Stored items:
* BEGIN *

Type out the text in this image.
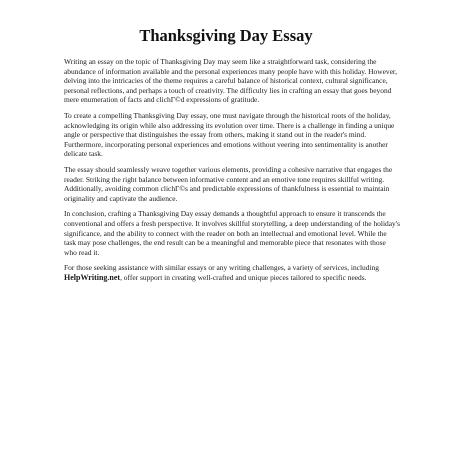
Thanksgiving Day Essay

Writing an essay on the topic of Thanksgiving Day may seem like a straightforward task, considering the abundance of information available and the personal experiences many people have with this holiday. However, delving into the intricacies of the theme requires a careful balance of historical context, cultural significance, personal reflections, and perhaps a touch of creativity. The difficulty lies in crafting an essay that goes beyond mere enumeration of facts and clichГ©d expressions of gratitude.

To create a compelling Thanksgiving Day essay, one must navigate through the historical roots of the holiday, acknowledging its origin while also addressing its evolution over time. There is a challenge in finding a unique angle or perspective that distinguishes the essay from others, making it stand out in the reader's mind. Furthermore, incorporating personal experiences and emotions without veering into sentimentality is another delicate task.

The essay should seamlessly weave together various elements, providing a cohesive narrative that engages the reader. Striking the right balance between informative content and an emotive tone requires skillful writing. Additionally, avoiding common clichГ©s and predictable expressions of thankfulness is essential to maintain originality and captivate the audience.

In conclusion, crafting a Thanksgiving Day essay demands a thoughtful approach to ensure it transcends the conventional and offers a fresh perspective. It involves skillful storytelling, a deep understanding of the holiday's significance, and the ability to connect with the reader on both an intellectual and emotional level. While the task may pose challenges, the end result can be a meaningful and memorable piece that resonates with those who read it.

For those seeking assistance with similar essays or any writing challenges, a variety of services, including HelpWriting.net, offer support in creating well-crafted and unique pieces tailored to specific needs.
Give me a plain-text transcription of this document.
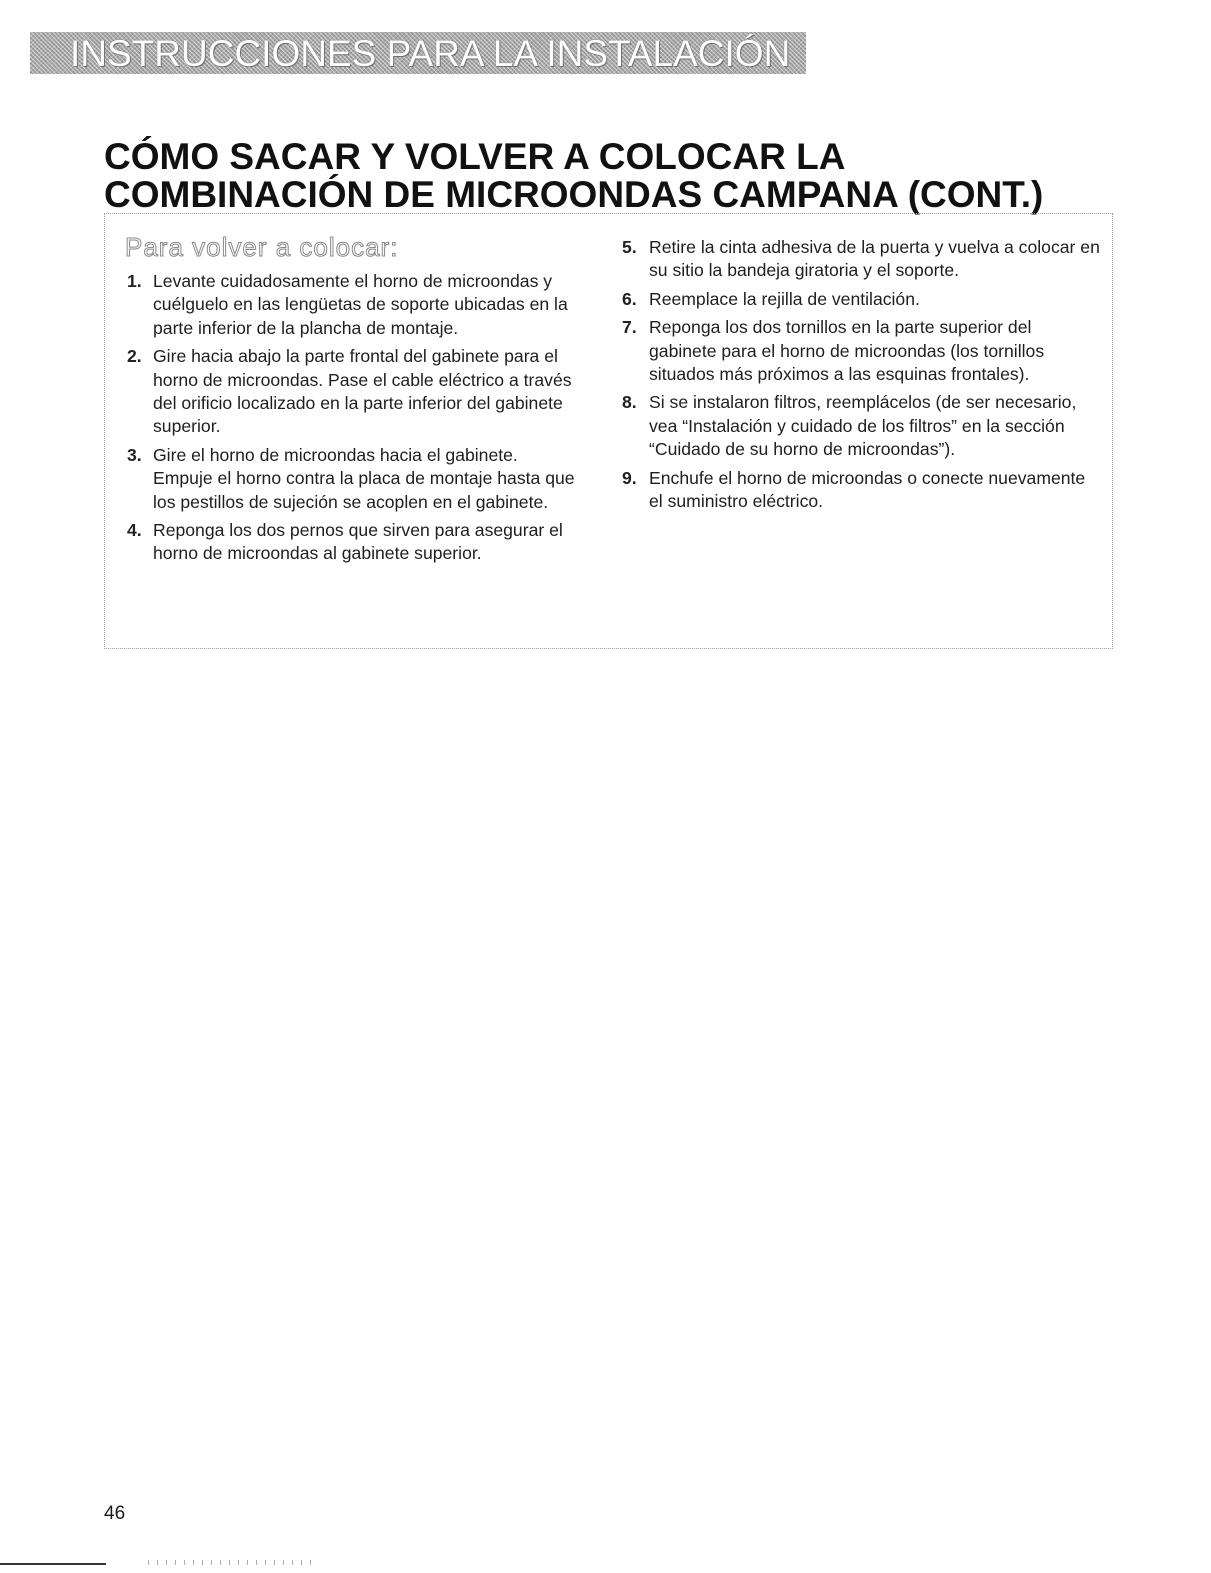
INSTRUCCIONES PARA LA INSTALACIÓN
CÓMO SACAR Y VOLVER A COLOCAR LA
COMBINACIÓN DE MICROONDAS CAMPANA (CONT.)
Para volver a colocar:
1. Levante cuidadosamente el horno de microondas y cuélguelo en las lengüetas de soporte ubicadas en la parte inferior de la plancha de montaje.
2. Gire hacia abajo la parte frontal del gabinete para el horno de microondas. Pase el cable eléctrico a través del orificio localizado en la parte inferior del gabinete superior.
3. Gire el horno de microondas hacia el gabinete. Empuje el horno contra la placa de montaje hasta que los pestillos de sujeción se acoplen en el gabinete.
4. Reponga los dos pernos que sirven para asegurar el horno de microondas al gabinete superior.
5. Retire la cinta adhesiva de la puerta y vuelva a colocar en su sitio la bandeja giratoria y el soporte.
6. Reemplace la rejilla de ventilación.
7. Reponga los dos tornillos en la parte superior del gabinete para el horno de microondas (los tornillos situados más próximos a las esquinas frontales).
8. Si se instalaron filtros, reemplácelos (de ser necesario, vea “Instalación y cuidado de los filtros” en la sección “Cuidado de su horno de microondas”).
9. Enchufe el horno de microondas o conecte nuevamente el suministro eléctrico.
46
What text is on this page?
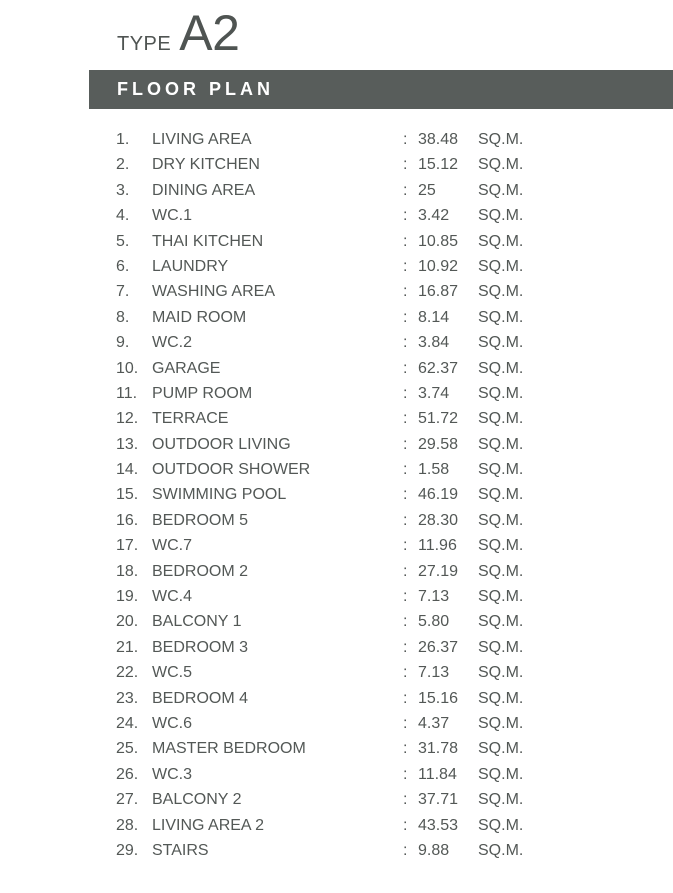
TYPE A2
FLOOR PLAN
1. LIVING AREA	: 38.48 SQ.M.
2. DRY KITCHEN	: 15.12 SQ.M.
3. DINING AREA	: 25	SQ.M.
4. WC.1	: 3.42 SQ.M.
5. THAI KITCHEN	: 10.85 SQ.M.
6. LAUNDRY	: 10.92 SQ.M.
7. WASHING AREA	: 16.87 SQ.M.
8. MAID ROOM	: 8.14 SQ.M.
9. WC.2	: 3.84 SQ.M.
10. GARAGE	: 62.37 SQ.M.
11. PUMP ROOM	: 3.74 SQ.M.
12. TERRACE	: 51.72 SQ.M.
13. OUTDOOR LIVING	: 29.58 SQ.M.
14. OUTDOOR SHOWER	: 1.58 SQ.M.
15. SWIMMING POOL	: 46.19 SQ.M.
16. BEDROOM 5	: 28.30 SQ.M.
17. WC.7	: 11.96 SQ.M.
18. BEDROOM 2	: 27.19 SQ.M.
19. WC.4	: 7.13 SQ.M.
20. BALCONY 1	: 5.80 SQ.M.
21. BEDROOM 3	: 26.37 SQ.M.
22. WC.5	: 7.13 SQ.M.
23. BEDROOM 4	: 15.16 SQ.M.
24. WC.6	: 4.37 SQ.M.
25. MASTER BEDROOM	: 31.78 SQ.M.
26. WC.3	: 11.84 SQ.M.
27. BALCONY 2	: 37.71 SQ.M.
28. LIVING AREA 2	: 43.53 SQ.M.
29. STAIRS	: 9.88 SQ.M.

* END *

Task goal: Output a faithful copy of the data, with each picture left out.

Solution:
Type out the text in this image.
Thanksgiving Day Essay

Writing an essay on the topic of Thanksgiving Day may seem like a straightforward task, considering the abundance of information available and the personal experiences many people have with this holiday. However, delving into the intricacies of the theme requires a careful balance of historical context, cultural significance, personal reflections, and perhaps a touch of creativity. The difficulty lies in crafting an essay that goes beyond mere enumeration of facts and clichГ©d expressions of gratitude.

To create a compelling Thanksgiving Day essay, one must navigate through the historical roots of the holiday, acknowledging its origin while also addressing its evolution over time. There is a challenge in finding a unique angle or perspective that distinguishes the essay from others, making it stand out in the reader's mind. Furthermore, incorporating personal experiences and emotions without veering into sentimentality is another delicate task.

The essay should seamlessly weave together various elements, providing a cohesive narrative that engages the reader. Striking the right balance between informative content and an emotive tone requires skillful writing. Additionally, avoiding common clichГ©s and predictable expressions of thankfulness is essential to maintain originality and captivate the audience.

In conclusion, crafting a Thanksgiving Day essay demands a thoughtful approach to ensure it transcends the conventional and offers a fresh perspective. It involves skillful storytelling, a deep understanding of the holiday's significance, and the ability to connect with the reader on both an intellectual and emotional level. While the task may pose challenges, the end result can be a meaningful and memorable piece that resonates with those who read it.

For those seeking assistance with similar essays or any writing challenges, a variety of services, including HelpWriting.net, offer support in creating well-crafted and unique pieces tailored to specific needs.
Give me a plain-text transcription of this document.
INSTRUCCIONES PARA LA INSTALACIÓN
CÓMO SACAR Y VOLVER A COLOCAR LA
COMBINACIÓN DE MICROONDAS CAMPANA (CONT.)
Para volver a colocar:
1. Levante cuidadosamente el horno de microondas y cuélguelo en las lengüetas de soporte ubicadas en la parte inferior de la plancha de montaje.
2. Gire hacia abajo la parte frontal del gabinete para el horno de microondas. Pase el cable eléctrico a través del orificio localizado en la parte inferior del gabinete superior.
3. Gire el horno de microondas hacia el gabinete. Empuje el horno contra la placa de montaje hasta que los pestillos de sujeción se acoplen en el gabinete.
4. Reponga los dos pernos que sirven para asegurar el horno de microondas al gabinete superior.
5. Retire la cinta adhesiva de la puerta y vuelva a colocar en su sitio la bandeja giratoria y el soporte.
6. Reemplace la rejilla de ventilación.
7. Reponga los dos tornillos en la parte superior del gabinete para el horno de microondas (los tornillos situados más próximos a las esquinas frontales).
8. Si se instalaron filtros, reemplácelos (de ser necesario, vea “Instalación y cuidado de los filtros” en la sección “Cuidado de su horno de microondas”).
9. Enchufe el horno de microondas o conecte nuevamente el suministro eléctrico.
46
What text is on this page?
TYPE A2
FLOOR PLAN
1. LIVING AREA	: 38.48 SQ.M.
2. DRY KITCHEN	: 15.12 SQ.M.
3. DINING AREA	: 25	SQ.M.
4. WC.1	: 3.42 SQ.M.
5. THAI KITCHEN	: 10.85 SQ.M.
6. LAUNDRY	: 10.92 SQ.M.
7. WASHING AREA	: 16.87 SQ.M.
8. MAID ROOM	: 8.14 SQ.M.
9. WC.2	: 3.84 SQ.M.
10. GARAGE	: 62.37 SQ.M.
11. PUMP ROOM	: 3.74 SQ.M.
12. TERRACE	: 51.72 SQ.M.
13. OUTDOOR LIVING	: 29.58 SQ.M.
14. OUTDOOR SHOWER	: 1.58 SQ.M.
15. SWIMMING POOL	: 46.19 SQ.M.
16. BEDROOM 5	: 28.30 SQ.M.
17. WC.7	: 11.96 SQ.M.
18. BEDROOM 2	: 27.19 SQ.M.
19. WC.4	: 7.13 SQ.M.
20. BALCONY 1	: 5.80 SQ.M.
21. BEDROOM 3	: 26.37 SQ.M.
22. WC.5	: 7.13 SQ.M.
23. BEDROOM 4	: 15.16 SQ.M.
24. WC.6	: 4.37 SQ.M.
25. MASTER BEDROOM	: 31.78 SQ.M.
26. WC.3	: 11.84 SQ.M.
27. BALCONY 2	: 37.71 SQ.M.
28. LIVING AREA 2	: 43.53 SQ.M.
29. STAIRS	: 9.88 SQ.M.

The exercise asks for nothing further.